**THE EXERCISE**
Your task is to output the data exactly as it stands.

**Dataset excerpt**
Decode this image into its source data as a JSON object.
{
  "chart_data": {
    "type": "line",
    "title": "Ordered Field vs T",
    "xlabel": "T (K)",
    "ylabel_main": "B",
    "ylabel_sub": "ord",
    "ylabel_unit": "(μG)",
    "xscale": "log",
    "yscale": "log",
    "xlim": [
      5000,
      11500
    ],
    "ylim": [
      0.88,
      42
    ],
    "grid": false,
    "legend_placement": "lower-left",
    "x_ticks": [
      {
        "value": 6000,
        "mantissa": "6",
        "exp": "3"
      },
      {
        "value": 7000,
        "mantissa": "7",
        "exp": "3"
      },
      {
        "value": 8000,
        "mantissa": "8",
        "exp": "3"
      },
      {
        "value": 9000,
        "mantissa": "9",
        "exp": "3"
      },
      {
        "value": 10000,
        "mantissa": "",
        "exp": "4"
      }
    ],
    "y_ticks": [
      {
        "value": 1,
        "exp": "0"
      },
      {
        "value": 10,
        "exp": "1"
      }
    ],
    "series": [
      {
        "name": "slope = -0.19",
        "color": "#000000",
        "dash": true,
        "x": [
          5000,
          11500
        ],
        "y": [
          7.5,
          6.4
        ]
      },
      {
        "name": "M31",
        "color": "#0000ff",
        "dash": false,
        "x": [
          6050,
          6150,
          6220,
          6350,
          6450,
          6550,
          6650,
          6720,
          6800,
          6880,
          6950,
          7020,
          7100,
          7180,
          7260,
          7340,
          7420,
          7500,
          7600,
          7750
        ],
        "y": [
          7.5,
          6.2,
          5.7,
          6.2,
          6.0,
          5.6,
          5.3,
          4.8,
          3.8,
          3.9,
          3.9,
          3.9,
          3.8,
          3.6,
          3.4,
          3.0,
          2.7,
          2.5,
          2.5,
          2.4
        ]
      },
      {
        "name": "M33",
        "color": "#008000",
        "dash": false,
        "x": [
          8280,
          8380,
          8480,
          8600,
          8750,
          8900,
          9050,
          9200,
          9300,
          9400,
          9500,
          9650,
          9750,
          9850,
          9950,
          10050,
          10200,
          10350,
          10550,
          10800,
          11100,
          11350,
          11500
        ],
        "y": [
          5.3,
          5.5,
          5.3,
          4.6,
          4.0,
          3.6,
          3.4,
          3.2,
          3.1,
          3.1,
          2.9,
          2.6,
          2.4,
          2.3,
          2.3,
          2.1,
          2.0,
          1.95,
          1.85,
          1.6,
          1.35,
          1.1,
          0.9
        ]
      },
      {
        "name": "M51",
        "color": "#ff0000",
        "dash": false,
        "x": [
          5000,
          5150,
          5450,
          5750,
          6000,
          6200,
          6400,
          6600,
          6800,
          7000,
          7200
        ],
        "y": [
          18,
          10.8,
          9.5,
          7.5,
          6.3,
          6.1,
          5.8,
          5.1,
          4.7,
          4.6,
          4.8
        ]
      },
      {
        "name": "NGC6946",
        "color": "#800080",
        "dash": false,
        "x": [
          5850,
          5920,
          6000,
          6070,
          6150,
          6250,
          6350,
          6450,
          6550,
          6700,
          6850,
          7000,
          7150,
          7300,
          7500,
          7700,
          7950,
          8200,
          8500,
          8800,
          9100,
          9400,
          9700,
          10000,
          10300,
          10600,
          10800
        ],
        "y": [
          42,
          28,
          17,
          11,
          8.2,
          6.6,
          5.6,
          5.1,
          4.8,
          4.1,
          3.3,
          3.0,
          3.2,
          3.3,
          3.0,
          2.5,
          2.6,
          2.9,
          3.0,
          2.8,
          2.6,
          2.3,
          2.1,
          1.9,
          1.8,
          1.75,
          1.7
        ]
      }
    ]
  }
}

**FULL OUTPUT**
Decode this image into its source data as a JSON object.
{
  "chart_data": {
    "type": "line",
    "title": "Ordered Field vs T",
    "xlabel": "T (K)",
    "ylabel_main": "B",
    "ylabel_sub": "ord",
    "ylabel_unit": "(μG)",
    "xscale": "log",
    "yscale": "log",
    "xlim": [
      5000,
      11500
    ],
    "ylim": [
      0.88,
      42
    ],
    "grid": false,
    "legend_placement": "lower-left",
    "x_ticks": [
      {
        "value": 6000,
        "mantissa": "6",
        "exp": "3"
      },
      {
        "value": 7000,
        "mantissa": "7",
        "exp": "3"
      },
      {
        "value": 8000,
        "mantissa": "8",
        "exp": "3"
      },
      {
        "value": 9000,
        "mantissa": "9",
        "exp": "3"
      },
      {
        "value": 10000,
        "mantissa": "",
        "exp": "4"
      }
    ],
    "y_ticks": [
      {
        "value": 1,
        "exp": "0"
      },
      {
        "value": 10,
        "exp": "1"
      }
    ],
    "series": [
      {
        "name": "slope = -0.19",
        "color": "#000000",
        "dash": true,
        "x": [
          5000,
          11500
        ],
        "y": [
          7.5,
          6.4
        ]
      },
      {
        "name": "M31",
        "color": "#0000ff",
        "dash": false,
        "x": [
          6050,
          6150,
          6220,
          6350,
          6450,
          6550,
          6650,
          6720,
          6800,
          6880,
          6950,
          7020,
          7100,
          7180,
          7260,
          7340,
          7420,
          7500,
          7600,
          7750
        ],
        "y": [
          7.5,
          6.2,
          5.7,
          6.2,
          6.0,
          5.6,
          5.3,
          4.8,
          3.8,
          3.9,
          3.9,
          3.9,
          3.8,
          3.6,
          3.4,
          3.0,
          2.7,
          2.5,
          2.5,
          2.4
        ]
      },
      {
        "name": "M33",
        "color": "#008000",
        "dash": false,
        "x": [
          8280,
          8380,
          8480,
          8600,
          8750,
          8900,
          9050,
          9200,
          9300,
          9400,
          9500,
          9650,
          9750,
          9850,
          9950,
          10050,
          10200,
          10350,
          10550,
          10800,
          11100,
          11350,
          11500
        ],
        "y": [
          5.3,
          5.5,
          5.3,
          4.6,
          4.0,
          3.6,
          3.4,
          3.2,
          3.1,
          3.1,
          2.9,
          2.6,
          2.4,
          2.3,
          2.3,
          2.1,
          2.0,
          1.95,
          1.85,
          1.6,
          1.35,
          1.1,
          0.9
        ]
      },
      {
        "name": "M51",
        "color": "#ff0000",
        "dash": false,
        "x": [
          5000,
          5150,
          5450,
          5750,
          6000,
          6200,
          6400,
          6600,
          6800,
          7000,
          7200
        ],
        "y": [
          18,
          10.8,
          9.5,
          7.5,
          6.3,
          6.1,
          5.8,
          5.1,
          4.7,
          4.6,
          4.8
        ]
      },
      {
        "name": "NGC6946",
        "color": "#800080",
        "dash": false,
        "x": [
          5850,
          5920,
          6000,
          6070,
          6150,
          6250,
          6350,
          6450,
          6550,
          6700,
          6850,
          7000,
          7150,
          7300,
          7500,
          7700,
          7950,
          8200,
          8500,
          8800,
          9100,
          9400,
          9700,
          10000,
          10300,
          10600,
          10800
        ],
        "y": [
          42,
          28,
          17,
          11,
          8.2,
          6.6,
          5.6,
          5.1,
          4.8,
          4.1,
          3.3,
          3.0,
          3.2,
          3.3,
          3.0,
          2.5,
          2.6,
          2.9,
          3.0,
          2.8,
          2.6,
          2.3,
          2.1,
          1.9,
          1.8,
          1.75,
          1.7
        ]
      }
    ]
  }
}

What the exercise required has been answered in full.